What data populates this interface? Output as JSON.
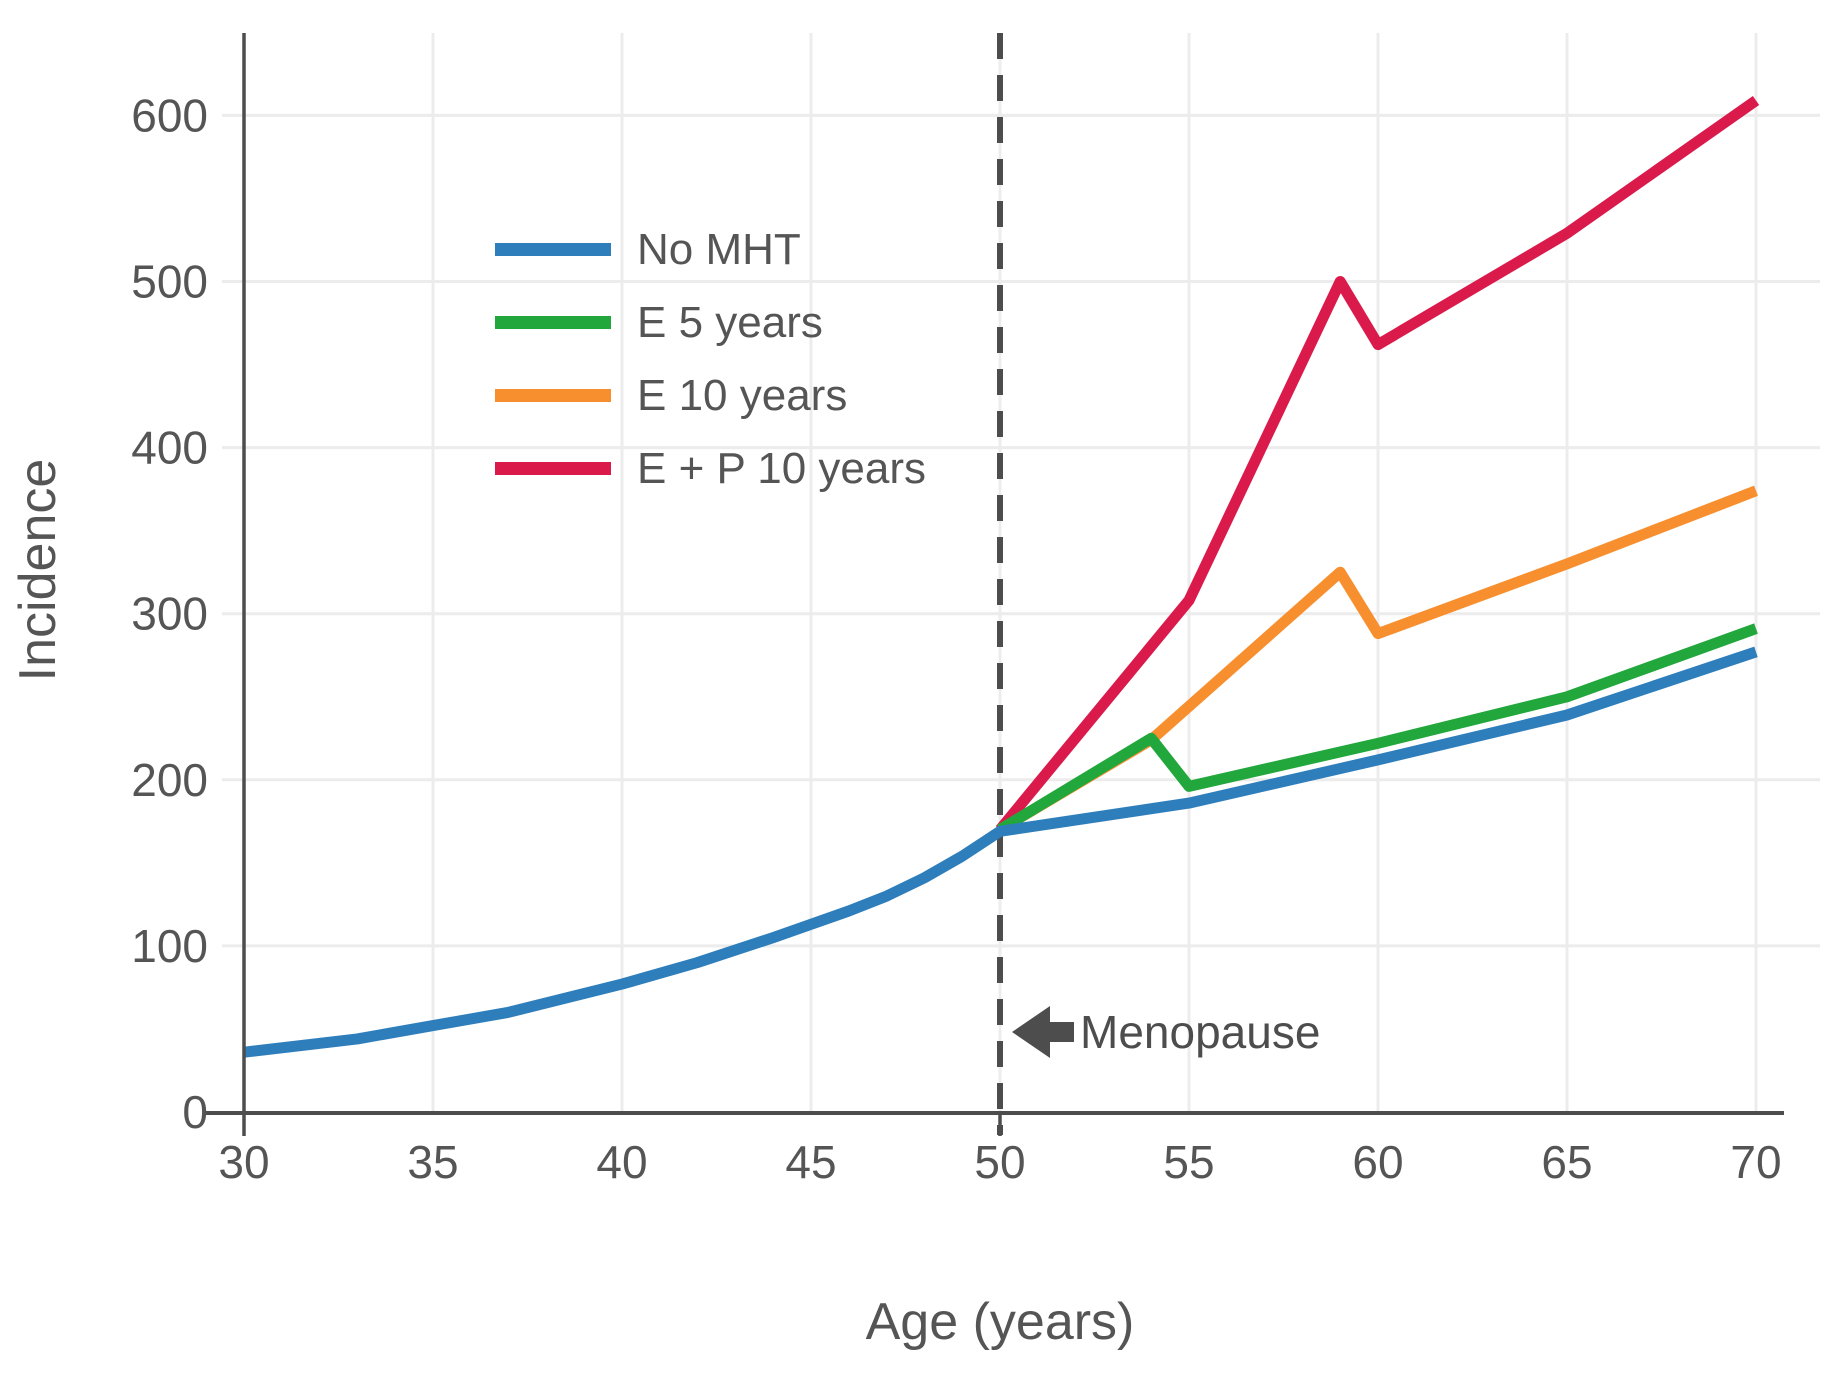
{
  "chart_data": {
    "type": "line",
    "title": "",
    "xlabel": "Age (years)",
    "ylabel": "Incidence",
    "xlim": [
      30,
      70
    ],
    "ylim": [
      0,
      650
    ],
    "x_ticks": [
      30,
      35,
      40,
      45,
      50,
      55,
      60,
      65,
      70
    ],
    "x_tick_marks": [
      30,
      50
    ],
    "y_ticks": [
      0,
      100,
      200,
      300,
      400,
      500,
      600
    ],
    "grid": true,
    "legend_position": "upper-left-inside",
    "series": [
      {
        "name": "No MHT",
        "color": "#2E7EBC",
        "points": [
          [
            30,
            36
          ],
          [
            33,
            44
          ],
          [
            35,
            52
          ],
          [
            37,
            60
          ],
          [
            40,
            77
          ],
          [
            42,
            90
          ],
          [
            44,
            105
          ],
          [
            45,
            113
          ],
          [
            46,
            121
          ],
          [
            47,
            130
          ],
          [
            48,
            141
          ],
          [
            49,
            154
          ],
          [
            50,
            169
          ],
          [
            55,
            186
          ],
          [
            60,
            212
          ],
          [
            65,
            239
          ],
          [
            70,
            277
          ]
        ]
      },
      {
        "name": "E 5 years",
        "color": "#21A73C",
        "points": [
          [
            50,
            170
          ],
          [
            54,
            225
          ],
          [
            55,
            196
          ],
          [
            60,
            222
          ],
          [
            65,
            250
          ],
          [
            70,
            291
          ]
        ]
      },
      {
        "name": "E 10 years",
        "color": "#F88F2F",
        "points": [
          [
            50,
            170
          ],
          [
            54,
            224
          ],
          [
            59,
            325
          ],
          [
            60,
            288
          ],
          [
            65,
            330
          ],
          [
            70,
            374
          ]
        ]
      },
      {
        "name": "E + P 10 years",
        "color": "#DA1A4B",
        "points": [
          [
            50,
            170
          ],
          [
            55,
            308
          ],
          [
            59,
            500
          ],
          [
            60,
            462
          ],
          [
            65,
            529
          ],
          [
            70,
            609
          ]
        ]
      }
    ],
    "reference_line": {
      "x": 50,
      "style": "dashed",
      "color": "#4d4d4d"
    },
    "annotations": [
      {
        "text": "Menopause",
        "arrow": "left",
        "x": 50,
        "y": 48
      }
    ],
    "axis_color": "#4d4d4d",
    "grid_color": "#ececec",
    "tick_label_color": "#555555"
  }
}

* * *

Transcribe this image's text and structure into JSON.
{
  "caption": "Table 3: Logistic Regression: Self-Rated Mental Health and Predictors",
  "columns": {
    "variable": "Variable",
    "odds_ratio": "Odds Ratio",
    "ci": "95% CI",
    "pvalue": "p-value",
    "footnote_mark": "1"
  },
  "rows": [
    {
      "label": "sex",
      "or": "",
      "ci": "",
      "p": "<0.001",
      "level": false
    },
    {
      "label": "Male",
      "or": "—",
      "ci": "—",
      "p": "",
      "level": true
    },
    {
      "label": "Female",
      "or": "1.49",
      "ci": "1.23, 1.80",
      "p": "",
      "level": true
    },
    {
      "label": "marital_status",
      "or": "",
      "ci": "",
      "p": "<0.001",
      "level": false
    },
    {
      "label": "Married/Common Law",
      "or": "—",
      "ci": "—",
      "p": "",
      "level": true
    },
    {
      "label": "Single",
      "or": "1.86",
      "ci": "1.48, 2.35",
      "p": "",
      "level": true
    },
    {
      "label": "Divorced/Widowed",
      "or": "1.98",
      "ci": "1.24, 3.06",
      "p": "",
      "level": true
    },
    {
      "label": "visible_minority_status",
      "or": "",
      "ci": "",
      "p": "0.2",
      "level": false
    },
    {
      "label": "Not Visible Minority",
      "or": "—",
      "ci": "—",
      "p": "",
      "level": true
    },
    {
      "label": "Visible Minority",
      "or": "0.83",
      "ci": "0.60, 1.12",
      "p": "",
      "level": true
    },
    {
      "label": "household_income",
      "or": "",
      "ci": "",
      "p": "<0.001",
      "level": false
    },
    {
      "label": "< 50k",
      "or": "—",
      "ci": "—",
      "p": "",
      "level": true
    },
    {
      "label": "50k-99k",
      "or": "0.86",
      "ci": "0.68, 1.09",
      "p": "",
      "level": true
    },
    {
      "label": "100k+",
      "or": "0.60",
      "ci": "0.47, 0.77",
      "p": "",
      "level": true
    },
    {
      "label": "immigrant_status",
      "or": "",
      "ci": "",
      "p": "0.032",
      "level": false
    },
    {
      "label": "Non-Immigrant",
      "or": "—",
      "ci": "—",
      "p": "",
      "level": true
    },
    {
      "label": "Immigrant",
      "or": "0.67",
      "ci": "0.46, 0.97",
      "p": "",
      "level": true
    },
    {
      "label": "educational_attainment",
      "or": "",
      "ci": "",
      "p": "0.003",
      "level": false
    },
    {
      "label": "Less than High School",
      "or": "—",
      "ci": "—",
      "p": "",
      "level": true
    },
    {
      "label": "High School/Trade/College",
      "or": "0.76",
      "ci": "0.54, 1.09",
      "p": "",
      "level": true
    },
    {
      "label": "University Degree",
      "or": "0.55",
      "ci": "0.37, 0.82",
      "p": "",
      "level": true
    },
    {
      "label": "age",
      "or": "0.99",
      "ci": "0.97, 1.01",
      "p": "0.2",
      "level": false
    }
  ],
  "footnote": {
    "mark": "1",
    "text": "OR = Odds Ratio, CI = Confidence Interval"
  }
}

WHAT TO PRODUCE
Note how many lines in the listing above hold the string "School", then give only that figure.

ANSWER TO THIS EXERCISE
2